**** ROWS
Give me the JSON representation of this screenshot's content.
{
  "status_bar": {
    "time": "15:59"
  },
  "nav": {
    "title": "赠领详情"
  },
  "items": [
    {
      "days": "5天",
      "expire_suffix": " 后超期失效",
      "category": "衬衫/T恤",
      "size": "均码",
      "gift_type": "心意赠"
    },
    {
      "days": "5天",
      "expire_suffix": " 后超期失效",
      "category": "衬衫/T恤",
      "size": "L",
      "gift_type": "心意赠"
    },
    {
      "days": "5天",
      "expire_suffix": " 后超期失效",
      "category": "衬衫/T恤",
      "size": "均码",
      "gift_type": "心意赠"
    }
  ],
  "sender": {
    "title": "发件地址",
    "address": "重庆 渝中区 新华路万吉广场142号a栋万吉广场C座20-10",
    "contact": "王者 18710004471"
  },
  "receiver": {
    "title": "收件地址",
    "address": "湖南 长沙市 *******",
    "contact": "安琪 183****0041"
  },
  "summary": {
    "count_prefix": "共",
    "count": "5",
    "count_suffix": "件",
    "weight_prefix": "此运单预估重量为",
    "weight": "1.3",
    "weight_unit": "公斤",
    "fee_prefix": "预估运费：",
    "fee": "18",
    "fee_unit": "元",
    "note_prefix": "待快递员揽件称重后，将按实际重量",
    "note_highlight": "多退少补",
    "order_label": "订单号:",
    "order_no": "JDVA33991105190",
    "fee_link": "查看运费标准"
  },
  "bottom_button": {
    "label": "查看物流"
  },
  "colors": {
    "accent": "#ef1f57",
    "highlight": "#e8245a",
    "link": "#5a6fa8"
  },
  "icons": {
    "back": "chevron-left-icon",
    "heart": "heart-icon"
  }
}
********
GOAL ▸
Write every line of the material above again, exactly.

CORRECT RESULT ▸
Give me the JSON representation of this screenshot's content.
{
  "status_bar": {
    "time": "15:59"
  },
  "nav": {
    "title": "赠领详情"
  },
  "items": [
    {
      "days": "5天",
      "expire_suffix": " 后超期失效",
      "category": "衬衫/T恤",
      "size": "均码",
      "gift_type": "心意赠"
    },
    {
      "days": "5天",
      "expire_suffix": " 后超期失效",
      "category": "衬衫/T恤",
      "size": "L",
      "gift_type": "心意赠"
    },
    {
      "days": "5天",
      "expire_suffix": " 后超期失效",
      "category": "衬衫/T恤",
      "size": "均码",
      "gift_type": "心意赠"
    }
  ],
  "sender": {
    "title": "发件地址",
    "address": "重庆 渝中区 新华路万吉广场142号a栋万吉广场C座20-10",
    "contact": "王者 18710004471"
  },
  "receiver": {
    "title": "收件地址",
    "address": "湖南 长沙市 *******",
    "contact": "安琪 183****0041"
  },
  "summary": {
    "count_prefix": "共",
    "count": "5",
    "count_suffix": "件",
    "weight_prefix": "此运单预估重量为",
    "weight": "1.3",
    "weight_unit": "公斤",
    "fee_prefix": "预估运费：",
    "fee": "18",
    "fee_unit": "元",
    "note_prefix": "待快递员揽件称重后，将按实际重量",
    "note_highlight": "多退少补",
    "order_label": "订单号:",
    "order_no": "JDVA33991105190",
    "fee_link": "查看运费标准"
  },
  "bottom_button": {
    "label": "查看物流"
  },
  "colors": {
    "accent": "#ef1f57",
    "highlight": "#e8245a",
    "link": "#5a6fa8"
  },
  "icons": {
    "back": "chevron-left-icon",
    "heart": "heart-icon"
  }
}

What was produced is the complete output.